[Records]
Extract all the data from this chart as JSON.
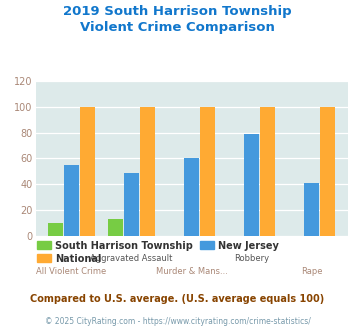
{
  "title": "2019 South Harrison Township\nViolent Crime Comparison",
  "categories": [
    "All Violent Crime",
    "Aggravated Assault",
    "Murder & Mans...",
    "Robbery",
    "Rape"
  ],
  "cat_labels_top": [
    "",
    "Aggravated Assault",
    "",
    "Robbery",
    ""
  ],
  "cat_labels_bot": [
    "All Violent Crime",
    "",
    "Murder & Mans...",
    "",
    "Rape"
  ],
  "series": {
    "South Harrison Township": [
      10,
      13,
      0,
      0,
      0
    ],
    "National": [
      100,
      100,
      100,
      100,
      100
    ],
    "New Jersey": [
      55,
      49,
      60,
      79,
      41
    ]
  },
  "colors": {
    "South Harrison Township": "#77cc44",
    "National": "#ffaa33",
    "New Jersey": "#4499dd"
  },
  "ylim": [
    0,
    120
  ],
  "yticks": [
    0,
    20,
    40,
    60,
    80,
    100,
    120
  ],
  "title_color": "#1177cc",
  "tick_color": "#aa8877",
  "xlabel_top_color": "#555555",
  "xlabel_bot_color": "#aa8877",
  "legend_label_color": "#333333",
  "bg_color": "#ddeaea",
  "fig_bg_color": "#ffffff",
  "footnote1": "Compared to U.S. average. (U.S. average equals 100)",
  "footnote2": "© 2025 CityRating.com - https://www.cityrating.com/crime-statistics/",
  "footnote1_color": "#884400",
  "footnote2_color": "#7799aa"
}
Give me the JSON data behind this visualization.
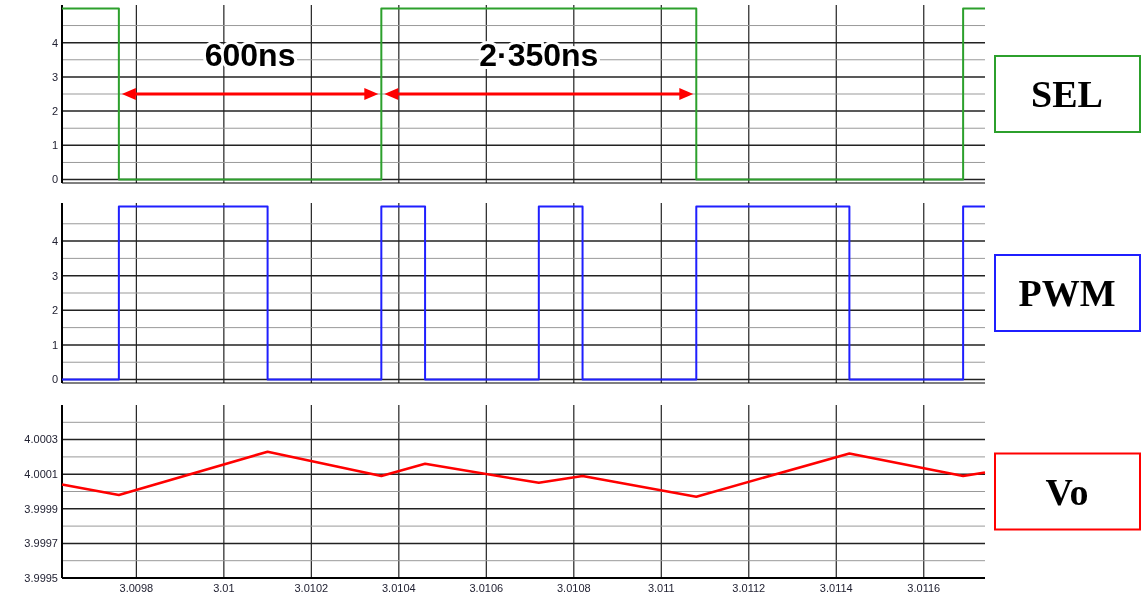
{
  "chart_data": [
    {
      "type": "step",
      "xlim": [
        3.00963,
        3.01174
      ],
      "xticks": [
        3.0098,
        3.01,
        3.0102,
        3.0104,
        3.0106,
        3.0108,
        3.011,
        3.0112,
        3.0114,
        3.0116
      ],
      "ylim": [
        -0.1,
        5.1
      ],
      "yticks": [
        0,
        {
          "value": 0.5,
          "label": null
        },
        1,
        {
          "value": 1.5,
          "label": null
        },
        2,
        {
          "value": 2.5,
          "label": null
        },
        3,
        {
          "value": 3.5,
          "label": null
        },
        4,
        {
          "value": 4.5,
          "label": null
        }
      ],
      "tick_labels": "y",
      "grid": true,
      "legend": "right",
      "series": [
        {
          "name": "SEL",
          "color": "#2ca02c",
          "x": [
            3.00963,
            3.00976,
            3.01036,
            3.01108,
            3.01169,
            3.01174
          ],
          "values": [
            5,
            0,
            5,
            0,
            5,
            5
          ]
        }
      ],
      "annotations": [
        "600ns",
        "2·350ns"
      ]
    },
    {
      "type": "step",
      "xlim": [
        3.00963,
        3.01174
      ],
      "xticks": [
        3.0098,
        3.01,
        3.0102,
        3.0104,
        3.0106,
        3.0108,
        3.011,
        3.0112,
        3.0114,
        3.0116
      ],
      "ylim": [
        -0.1,
        5.1
      ],
      "yticks": [
        0,
        {
          "value": 0.5,
          "label": null
        },
        1,
        {
          "value": 1.5,
          "label": null
        },
        2,
        {
          "value": 2.5,
          "label": null
        },
        3,
        {
          "value": 3.5,
          "label": null
        },
        4,
        {
          "value": 4.5,
          "label": null
        }
      ],
      "tick_labels": "y",
      "grid": true,
      "legend": "right",
      "series": [
        {
          "name": "PWM",
          "color": "#1f1fff",
          "x": [
            3.00963,
            3.00976,
            3.0101,
            3.01036,
            3.01046,
            3.01072,
            3.01082,
            3.01108,
            3.01143,
            3.01169,
            3.01174
          ],
          "values": [
            0,
            5,
            0,
            5,
            0,
            5,
            0,
            5,
            0,
            5,
            5
          ]
        }
      ]
    },
    {
      "type": "line",
      "xlim": [
        3.00963,
        3.01174
      ],
      "xticks": [
        3.0098,
        3.01,
        3.0102,
        3.0104,
        3.0106,
        3.0108,
        3.011,
        3.0112,
        3.0114,
        3.0116
      ],
      "ylim": [
        3.9995,
        4.0005
      ],
      "yticks": [
        3.9995,
        {
          "value": 3.9996,
          "label": null
        },
        3.9997,
        {
          "value": 3.9998,
          "label": null
        },
        3.9999,
        {
          "value": 4.0,
          "label": null
        },
        4.0001,
        {
          "value": 4.0002,
          "label": null
        },
        4.0003,
        {
          "value": 4.0004,
          "label": null
        }
      ],
      "grid": true,
      "legend": "right",
      "series": [
        {
          "name": "Vo",
          "color": "#ff0000",
          "x": [
            3.00963,
            3.00976,
            3.0101,
            3.01036,
            3.01046,
            3.01072,
            3.01082,
            3.01108,
            3.01143,
            3.01169,
            3.01174
          ],
          "values": [
            4.00004,
            3.99998,
            4.00023,
            4.00009,
            4.00016,
            4.00005,
            4.00009,
            3.99997,
            4.00022,
            4.00009,
            4.00011
          ]
        }
      ]
    }
  ]
}
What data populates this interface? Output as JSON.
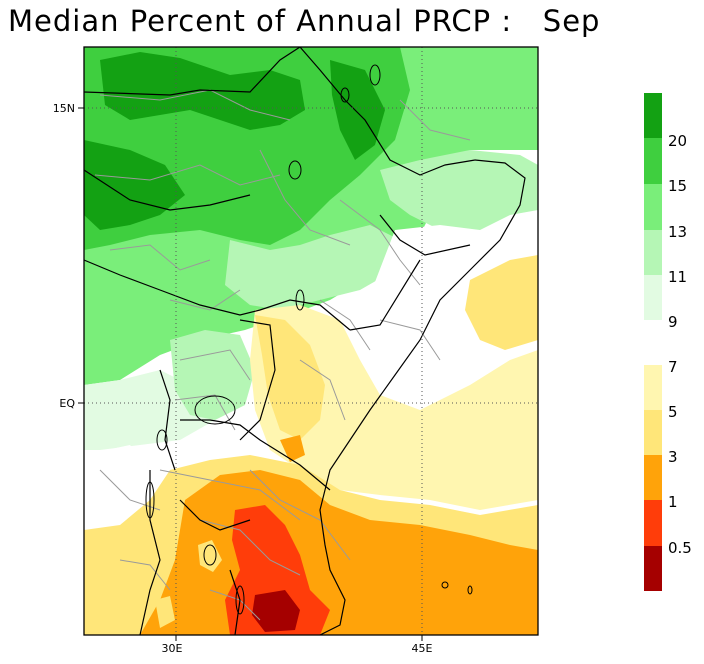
{
  "title": "Median Percent of Annual PRCP :   Sep",
  "axes": {
    "y_ticks": [
      {
        "label": "15N",
        "lat": 15
      },
      {
        "label": "EQ",
        "lat": 0
      }
    ],
    "x_ticks": [
      {
        "label": "30E",
        "lon": 30
      },
      {
        "label": "45E",
        "lon": 45
      }
    ]
  },
  "colors": {
    "dark_green": "#13a113",
    "green": "#3fcf3f",
    "light_green": "#7aee7a",
    "pale_green": "#b5f6b5",
    "mint": "#e2fbe2",
    "white": "#ffffff",
    "pale_yellow": "#fff6b0",
    "yellow": "#ffe679",
    "orange": "#ffa30a",
    "red_orange": "#ff3d0a",
    "dark_red": "#a50000"
  },
  "colorbar": {
    "top_group": [
      {
        "color": "#13a113",
        "label": "20"
      },
      {
        "color": "#3fcf3f",
        "label": "15"
      },
      {
        "color": "#7aee7a",
        "label": "13"
      },
      {
        "color": "#b5f6b5",
        "label": "11"
      },
      {
        "color": "#e2fbe2",
        "label": "9"
      }
    ],
    "bottom_group": [
      {
        "color": "#fff6b0",
        "label": "7"
      },
      {
        "color": "#ffe679",
        "label": "5"
      },
      {
        "color": "#ffa30a",
        "label": "3"
      },
      {
        "color": "#ff3d0a",
        "label": "1"
      },
      {
        "color": "#a50000",
        "label": "0.5"
      }
    ]
  }
}
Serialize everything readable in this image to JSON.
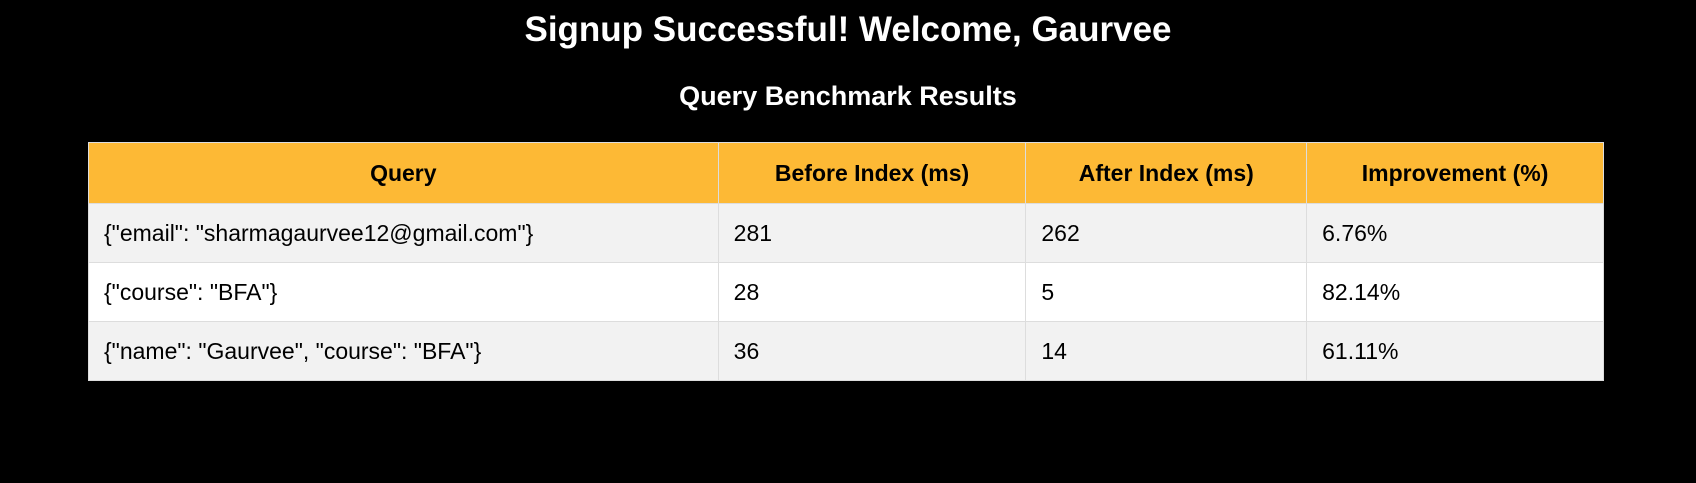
{
  "header": {
    "title": "Signup Successful! Welcome, Gaurvee",
    "subtitle": "Query Benchmark Results"
  },
  "table": {
    "columns": [
      "Query",
      "Before Index (ms)",
      "After Index (ms)",
      "Improvement (%)"
    ],
    "rows": [
      [
        "{\"email\": \"sharmagaurvee12@gmail.com\"}",
        "281",
        "262",
        "6.76%"
      ],
      [
        "{\"course\": \"BFA\"}",
        "28",
        "5",
        "82.14%"
      ],
      [
        "{\"name\": \"Gaurvee\", \"course\": \"BFA\"}",
        "36",
        "14",
        "61.11%"
      ]
    ]
  },
  "colors": {
    "background": "#000000",
    "header_row": "#fdb935",
    "row_alt": "#f2f2f2",
    "row": "#ffffff"
  }
}
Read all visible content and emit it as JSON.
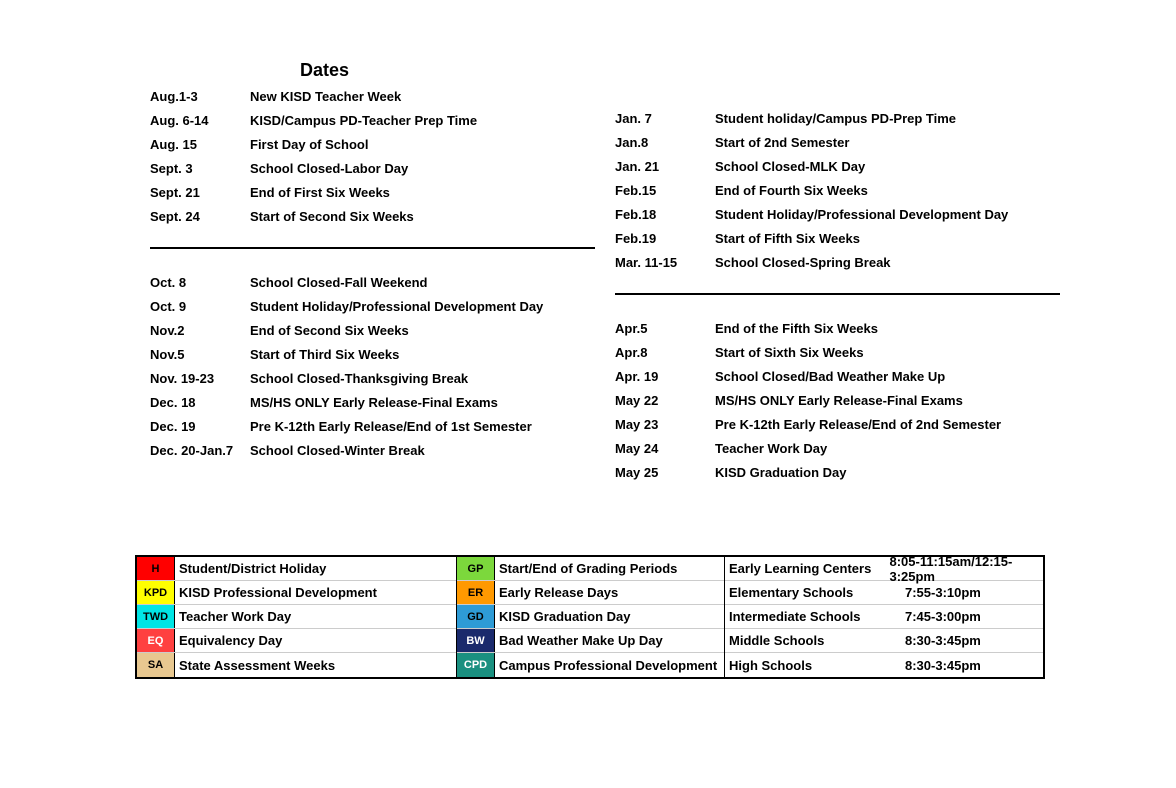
{
  "title": "Dates",
  "col1_block1": [
    {
      "date": "Aug.1-3",
      "text": "New KISD Teacher Week"
    },
    {
      "date": "Aug. 6-14",
      "text": "KISD/Campus PD-Teacher Prep Time"
    },
    {
      "date": "Aug. 15",
      "text": "First Day of School"
    },
    {
      "date": "Sept. 3",
      "text": "School Closed-Labor Day"
    },
    {
      "date": "Sept. 21",
      "text": "End of First Six Weeks"
    },
    {
      "date": "Sept. 24",
      "text": "Start of Second Six Weeks"
    }
  ],
  "col1_block2": [
    {
      "date": "Oct. 8",
      "text": "School Closed-Fall Weekend"
    },
    {
      "date": "Oct. 9",
      "text": "Student Holiday/Professional Development Day"
    },
    {
      "date": "Nov.2",
      "text": "End of Second Six Weeks"
    },
    {
      "date": "Nov.5",
      "text": "Start of Third Six Weeks"
    },
    {
      "date": "Nov. 19-23",
      "text": "School Closed-Thanksgiving Break"
    },
    {
      "date": "Dec. 18",
      "text": "MS/HS ONLY Early Release-Final Exams"
    },
    {
      "date": "Dec. 19",
      "text": "Pre K-12th Early Release/End of 1st Semester"
    },
    {
      "date": "Dec. 20-Jan.7",
      "text": "School Closed-Winter Break"
    }
  ],
  "col2_block1": [
    {
      "date": "Jan. 7",
      "text": "Student holiday/Campus PD-Prep Time"
    },
    {
      "date": "Jan.8",
      "text": "Start of 2nd Semester"
    },
    {
      "date": "Jan. 21",
      "text": "School Closed-MLK Day"
    },
    {
      "date": "Feb.15",
      "text": "End of Fourth Six Weeks"
    },
    {
      "date": "Feb.18",
      "text": "Student Holiday/Professional Development Day"
    },
    {
      "date": "Feb.19",
      "text": "Start of Fifth Six Weeks"
    },
    {
      "date": "Mar. 11-15",
      "text": "School Closed-Spring Break"
    }
  ],
  "col2_block2": [
    {
      "date": "Apr.5",
      "text": "End of the Fifth Six Weeks"
    },
    {
      "date": "Apr.8",
      "text": "Start of Sixth Six Weeks"
    },
    {
      "date": "Apr. 19",
      "text": "School Closed/Bad Weather Make Up"
    },
    {
      "date": "May 22",
      "text": "MS/HS ONLY Early Release-Final Exams"
    },
    {
      "date": "May 23",
      "text": "Pre K-12th Early Release/End of 2nd Semester"
    },
    {
      "date": "May 24",
      "text": "Teacher Work Day"
    },
    {
      "date": "May 25",
      "text": "KISD Graduation Day"
    }
  ],
  "legend1": [
    {
      "code": "H",
      "bg": "#ff0000",
      "desc": "Student/District Holiday"
    },
    {
      "code": "KPD",
      "bg": "#ffff00",
      "desc": "KISD Professional Development"
    },
    {
      "code": "TWD",
      "bg": "#00e5e5",
      "desc": "Teacher Work Day"
    },
    {
      "code": "EQ",
      "bg": "#ff4040",
      "fg": "#ffffff",
      "desc": "Equivalency Day"
    },
    {
      "code": "SA",
      "bg": "#e8c890",
      "desc": "State Assessment Weeks"
    }
  ],
  "legend2": [
    {
      "code": "GP",
      "bg": "#7cd83c",
      "desc": "Start/End of Grading Periods"
    },
    {
      "code": "ER",
      "bg": "#ff9900",
      "desc": "Early Release Days"
    },
    {
      "code": "GD",
      "bg": "#2e9bd6",
      "desc": "KISD Graduation Day"
    },
    {
      "code": "BW",
      "bg": "#1a2a6c",
      "fg": "#ffffff",
      "desc": "Bad Weather Make Up Day"
    },
    {
      "code": "CPD",
      "bg": "#1a9080",
      "fg": "#ffffff",
      "desc": "Campus Professional Development"
    }
  ],
  "schools": [
    {
      "name": "Early Learning Centers",
      "hours": "8:05-11:15am/12:15-3:25pm"
    },
    {
      "name": "Elementary Schools",
      "hours": "7:55-3:10pm"
    },
    {
      "name": "Intermediate Schools",
      "hours": "7:45-3:00pm"
    },
    {
      "name": "Middle Schools",
      "hours": "8:30-3:45pm"
    },
    {
      "name": "High Schools",
      "hours": "8:30-3:45pm"
    }
  ]
}
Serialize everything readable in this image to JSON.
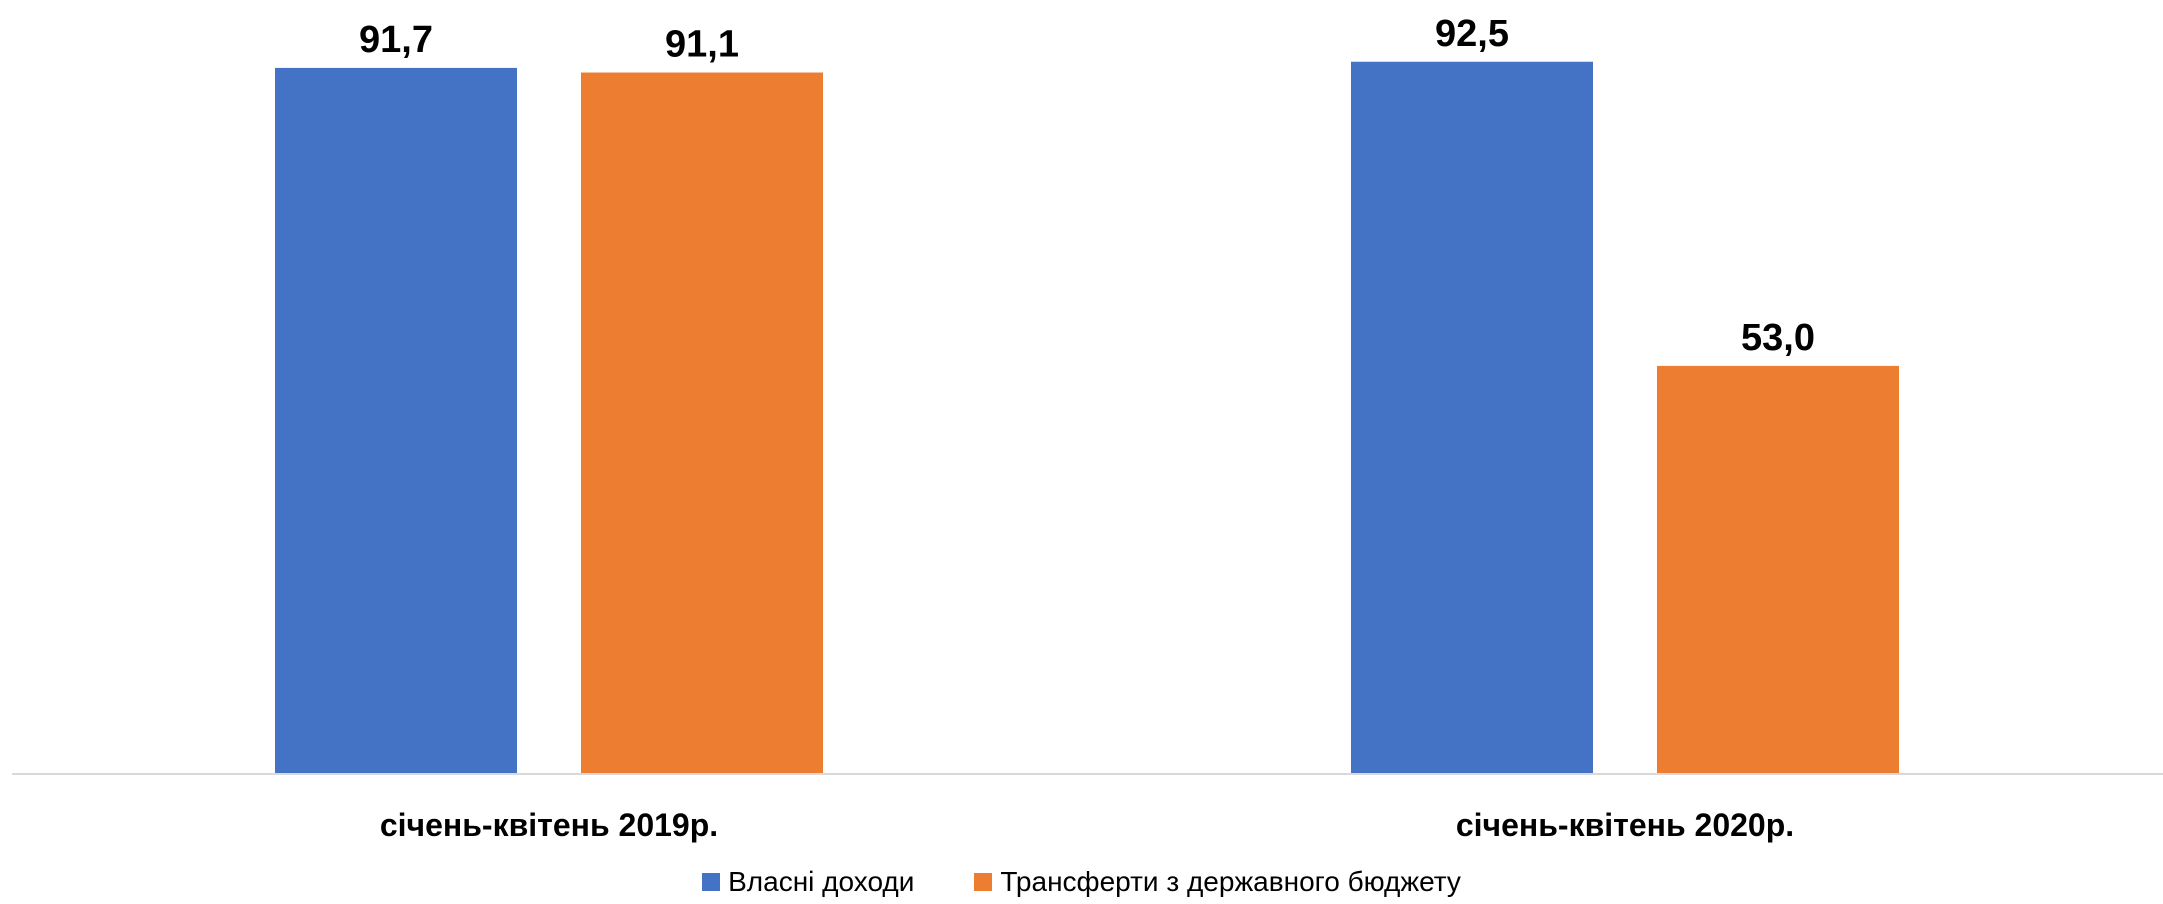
{
  "chart_data": {
    "type": "bar",
    "title": "",
    "xlabel": "",
    "ylabel": "",
    "ylim": [
      0,
      100
    ],
    "grid": false,
    "legend_position": "bottom",
    "categories": [
      "січень-квітень 2019р.",
      "січень-квітень 2020р."
    ],
    "series": [
      {
        "name": "Власні доходи",
        "color": "#4472C4",
        "values": [
          91.7,
          92.5
        ],
        "labels": [
          "91,7",
          "92,5"
        ]
      },
      {
        "name": "Трансферти з державного бюджету",
        "color": "#ED7D31",
        "values": [
          91.1,
          53.0
        ],
        "labels": [
          "91,1",
          "53,0"
        ]
      }
    ]
  }
}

→ **WORK TO BE COMPLETED**
Collect each line containing the string "Prep".

→ **THE SOLUTION**
      "text": "KISD/Campus PD-Teacher Prep Time"
      "text": "Student holiday/Campus PD-Prep Time"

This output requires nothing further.